## Stated problem
Reproduce the data below line for line, without changing anything and without including the pictures.

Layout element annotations

☆ ☆ ☆

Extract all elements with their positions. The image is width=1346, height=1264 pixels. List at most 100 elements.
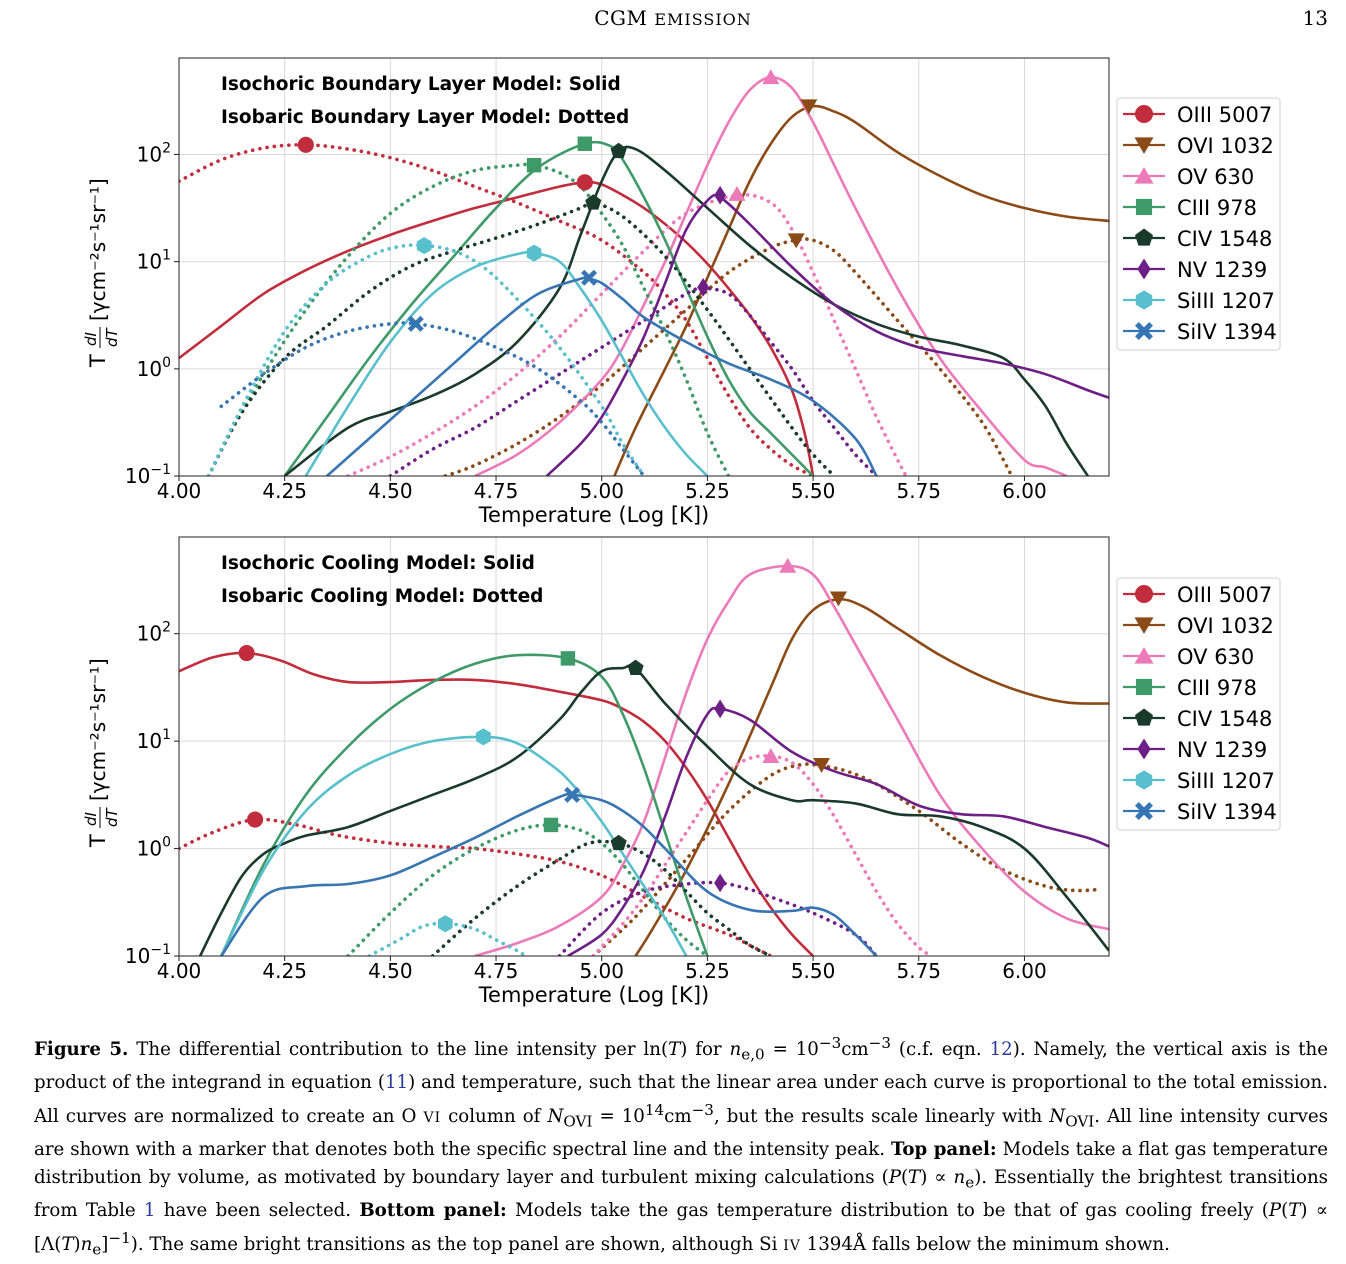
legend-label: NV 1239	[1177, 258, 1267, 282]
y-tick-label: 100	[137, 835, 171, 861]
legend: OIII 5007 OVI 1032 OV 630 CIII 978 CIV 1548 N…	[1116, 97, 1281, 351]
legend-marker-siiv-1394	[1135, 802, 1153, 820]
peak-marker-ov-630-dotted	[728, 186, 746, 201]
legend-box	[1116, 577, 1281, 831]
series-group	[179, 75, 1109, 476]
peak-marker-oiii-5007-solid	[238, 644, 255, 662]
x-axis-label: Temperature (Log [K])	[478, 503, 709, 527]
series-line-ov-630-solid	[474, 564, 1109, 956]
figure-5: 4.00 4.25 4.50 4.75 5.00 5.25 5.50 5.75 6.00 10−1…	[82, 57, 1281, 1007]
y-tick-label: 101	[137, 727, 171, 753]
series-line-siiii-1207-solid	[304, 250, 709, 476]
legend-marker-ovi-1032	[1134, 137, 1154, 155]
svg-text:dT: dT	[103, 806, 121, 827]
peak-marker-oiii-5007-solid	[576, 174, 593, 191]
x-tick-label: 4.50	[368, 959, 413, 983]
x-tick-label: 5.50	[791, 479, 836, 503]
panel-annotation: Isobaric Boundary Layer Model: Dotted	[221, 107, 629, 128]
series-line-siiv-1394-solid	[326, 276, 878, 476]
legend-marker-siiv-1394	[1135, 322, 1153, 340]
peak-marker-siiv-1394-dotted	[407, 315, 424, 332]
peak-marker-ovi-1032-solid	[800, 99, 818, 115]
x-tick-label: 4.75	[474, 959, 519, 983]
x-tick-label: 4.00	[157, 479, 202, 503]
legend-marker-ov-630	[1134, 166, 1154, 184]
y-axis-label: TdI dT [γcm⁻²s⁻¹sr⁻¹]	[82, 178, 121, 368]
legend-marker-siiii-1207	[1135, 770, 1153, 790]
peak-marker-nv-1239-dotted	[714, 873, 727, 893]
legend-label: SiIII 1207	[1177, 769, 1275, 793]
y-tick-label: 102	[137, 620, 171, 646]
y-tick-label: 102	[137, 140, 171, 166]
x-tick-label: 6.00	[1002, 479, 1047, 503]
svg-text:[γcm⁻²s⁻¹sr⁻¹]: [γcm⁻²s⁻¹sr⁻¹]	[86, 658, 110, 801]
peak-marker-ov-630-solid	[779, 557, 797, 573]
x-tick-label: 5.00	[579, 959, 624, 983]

☆ ☆ ☆

## Complete response
Extract all elements with their positions. The image is width=1346, height=1264 pixels. List at most 100 elements.
legend-label: NV 1239	[1177, 258, 1267, 282]
y-tick-label: 100	[137, 835, 171, 861]
legend: OIII 5007 OVI 1032 OV 630 CIII 978 CIV 1548 N…	[1116, 97, 1281, 351]
legend-marker-siiv-1394	[1135, 802, 1153, 820]
peak-marker-ov-630-dotted	[728, 186, 746, 201]
legend-box	[1116, 577, 1281, 831]
series-group	[179, 75, 1109, 476]
peak-marker-oiii-5007-solid	[238, 644, 255, 662]
x-axis-label: Temperature (Log [K])	[478, 503, 709, 527]
series-line-ov-630-solid	[474, 564, 1109, 956]
figure-5: 4.00 4.25 4.50 4.75 5.00 5.25 5.50 5.75 6.00 10−1…	[82, 57, 1281, 1007]
y-tick-label: 101	[137, 727, 171, 753]
series-line-siiii-1207-solid	[304, 250, 709, 476]
legend-marker-ovi-1032	[1134, 137, 1154, 155]
svg-text:dT: dT	[103, 806, 121, 827]
peak-marker-oiii-5007-solid	[576, 174, 593, 191]
x-tick-label: 4.50	[368, 959, 413, 983]
x-tick-label: 5.50	[791, 479, 836, 503]
panel-annotation: Isobaric Boundary Layer Model: Dotted	[221, 107, 629, 128]
series-line-siiv-1394-solid	[326, 276, 878, 476]
legend-marker-siiv-1394	[1135, 322, 1153, 340]
peak-marker-siiv-1394-dotted	[407, 315, 424, 332]
peak-marker-ovi-1032-solid	[800, 99, 818, 115]
x-tick-label: 4.75	[474, 959, 519, 983]
x-tick-label: 4.00	[157, 479, 202, 503]
legend-marker-ov-630	[1134, 166, 1154, 184]
y-axis-label: TdI dT [γcm⁻²s⁻¹sr⁻¹]	[82, 178, 121, 368]
legend-marker-siiii-1207	[1135, 770, 1153, 790]
peak-marker-nv-1239-dotted	[714, 873, 727, 893]
legend-label: SiIII 1207	[1177, 769, 1275, 793]
y-tick-label: 102	[137, 620, 171, 646]
y-tick-label: 102	[137, 140, 171, 166]
x-tick-label: 6.00	[1002, 479, 1047, 503]
svg-text:[γcm⁻²s⁻¹sr⁻¹]: [γcm⁻²s⁻¹sr⁻¹]	[86, 658, 110, 801]
peak-marker-ov-630-solid	[779, 557, 797, 573]
x-tick-label: 5.00	[579, 959, 624, 983]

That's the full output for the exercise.